Stated goal:
Output nothing but the number of lines that include the word "tind".

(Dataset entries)
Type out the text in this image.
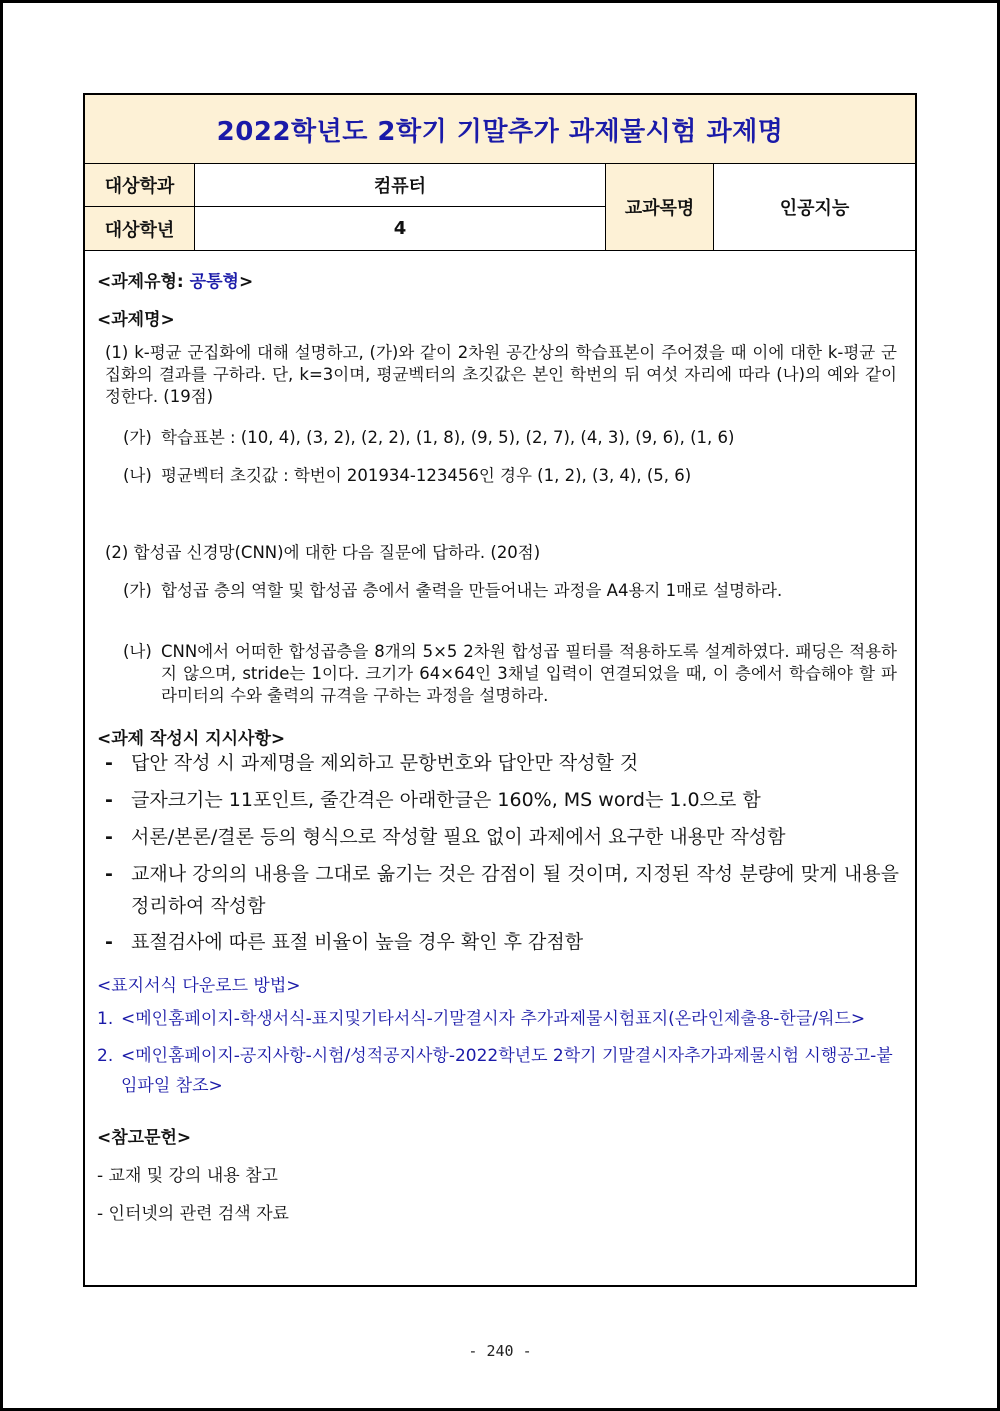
2022학년도 2학기 기말추가 과제물시험 과제명
대상학과	컴퓨터
대상학년	4
교과목명	인공지능
<과제유형: 공통형>
<과제명>
(1) k-평균 군집화에 대해 설명하고, (가)와 같이 2차원 공간상의 학습표본이 주어졌을 때 이에 대한 k-평균 군집화의 결과를 구하라. 단, k=3이며, 평균벡터의 초깃값은 본인 학번의 뒤 여섯 자리에 따라 (나)의 예와 같이 정한다. (19점)
(가) 학습표본 : (10, 4), (3, 2), (2, 2), (1, 8), (9, 5), (2, 7), (4, 3), (9, 6), (1, 6)
(나) 평균벡터 초깃값 : 학번이 201934-123456인 경우 (1, 2), (3, 4), (5, 6)
(2) 합성곱 신경망(CNN)에 대한 다음 질문에 답하라. (20점)
(가) 합성곱 층의 역할 및 합성곱 층에서 출력을 만들어내는 과정을 A4용지 1매로 설명하라.
(나) CNN에서 어떠한 합성곱층을 8개의 5×5 2차원 합성곱 필터를 적용하도록 설계하였다. 패딩은 적용하지 않으며, stride는 1이다. 크기가 64×64인 3채널 입력이 연결되었을 때, 이 층에서 학습해야 할 파라미터의 수와 출력의 규격을 구하는 과정을 설명하라.
<과제 작성시 지시사항>
- 답안 작성 시 과제명을 제외하고 문항번호와 답안만 작성할 것
- 글자크기는 11포인트, 줄간격은 아래한글은 160%, MS word는 1.0으로 함
- 서론/본론/결론 등의 형식으로 작성할 필요 없이 과제에서 요구한 내용만 작성함
- 교재나 강의의 내용을 그대로 옮기는 것은 감점이 될 것이며, 지정된 작성 분량에 맞게 내용을 정리하여 작성함
- 표절검사에 따른 표절 비율이 높을 경우 확인 후 감점함
<표지서식 다운로드 방법>
1. <메인홈페이지-학생서식-표지및기타서식-기말결시자 추가과제물시험표지(온라인제출용-한글/워드>
2. <메인홈페이지-공지사항-시험/성적공지사항-2022학년도 2학기 기말결시자추가과제물시험 시행공고-붙임파일 참조>
<참고문헌>
- 교재 및 강의 내용 참고
- 인터넷의 관련 검색 자료
- 240 -
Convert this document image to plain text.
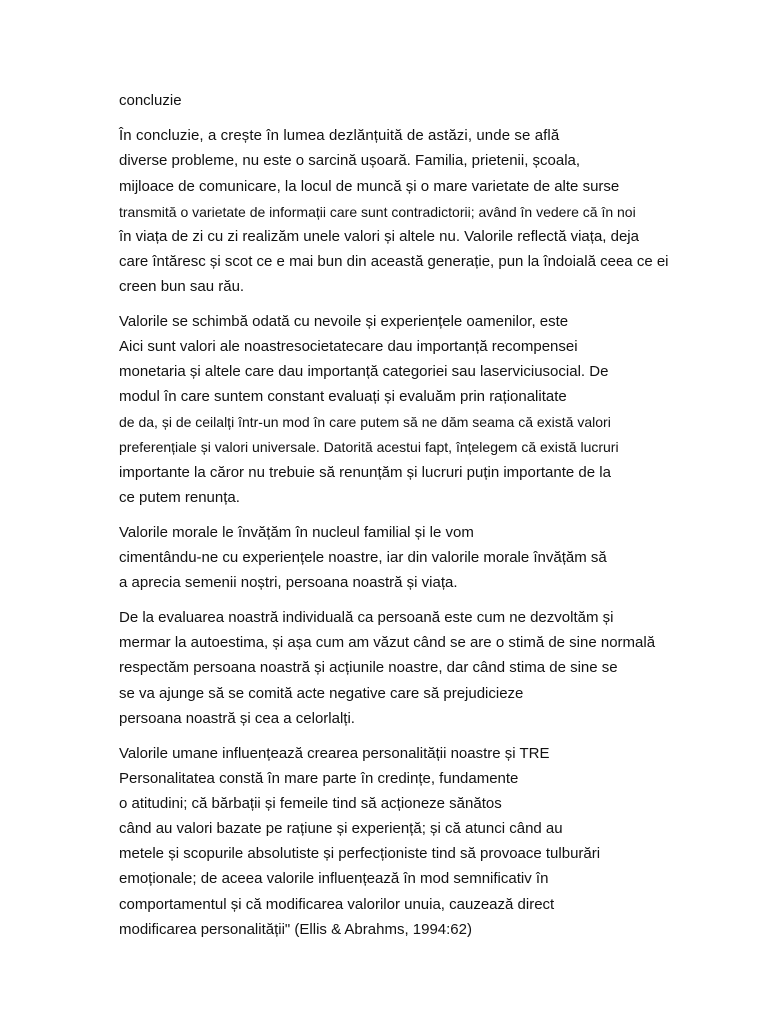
concluzie
În concluzie, a crește în lumea dezlănțuită de astăzi, unde se află
diverse probleme, nu este o sarcină ușoară. Familia, prietenii, școala,
mijloace de comunicare, la locul de muncă și o mare varietate de alte surse
transmită o varietate de informații care sunt contradictorii; având în vedere că în noi
în viața de zi cu zi realizăm unele valori și altele nu. Valorile reflectă viața, deja
care întăresc și scot ce e mai bun din această generație, pun la îndoială ceea ce ei
creen bun sau rău.
Valorile se schimbă odată cu nevoile și experiențele oamenilor, este
Aici sunt valori ale noastresocietatecare dau importanță recompensei
monetaria și altele care dau importanță categoriei sau laserviciusocial. De
modul în care suntem constant evaluați și evaluăm prin raționalitate
de da, și de ceilalți într-un mod în care putem să ne dăm seama că există valori
preferențiale și valori universale. Datorită acestui fapt, înțelegem că există lucruri
importante la căror nu trebuie să renunțăm și lucruri puțin importante de la
ce putem renunța.
Valorile morale le învățăm în nucleul familial și le vom
cimentându-ne cu experiențele noastre, iar din valorile morale învățăm să
a aprecia semenii noștri, persoana noastră și viața.
De la evaluarea noastră individuală ca persoană este cum ne dezvoltăm și
mermar la autoestima, și așa cum am văzut când se are o stimă de sine normală
respectăm persoana noastră și acțiunile noastre, dar când stima de sine se
se va ajunge să se comită acte negative care să prejudicieze
persoana noastră și cea a celorlalți.
Valorile umane influențează crearea personalității noastre și TRE
Personalitatea constă în mare parte în credințe, fundamente
o atitudini; că bărbații și femeile tind să acționeze sănătos
când au valori bazate pe rațiune și experiență; și că atunci când au
metele și scopurile absolutiste și perfecționiste tind să provoace tulburări
emoționale; de aceea valorile influențează în mod semnificativ în
comportamentul și că modificarea valorilor unuia, cauzează direct
modificarea personalității" (Ellis & Abrahms, 1994:62)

Output for this exercise:
2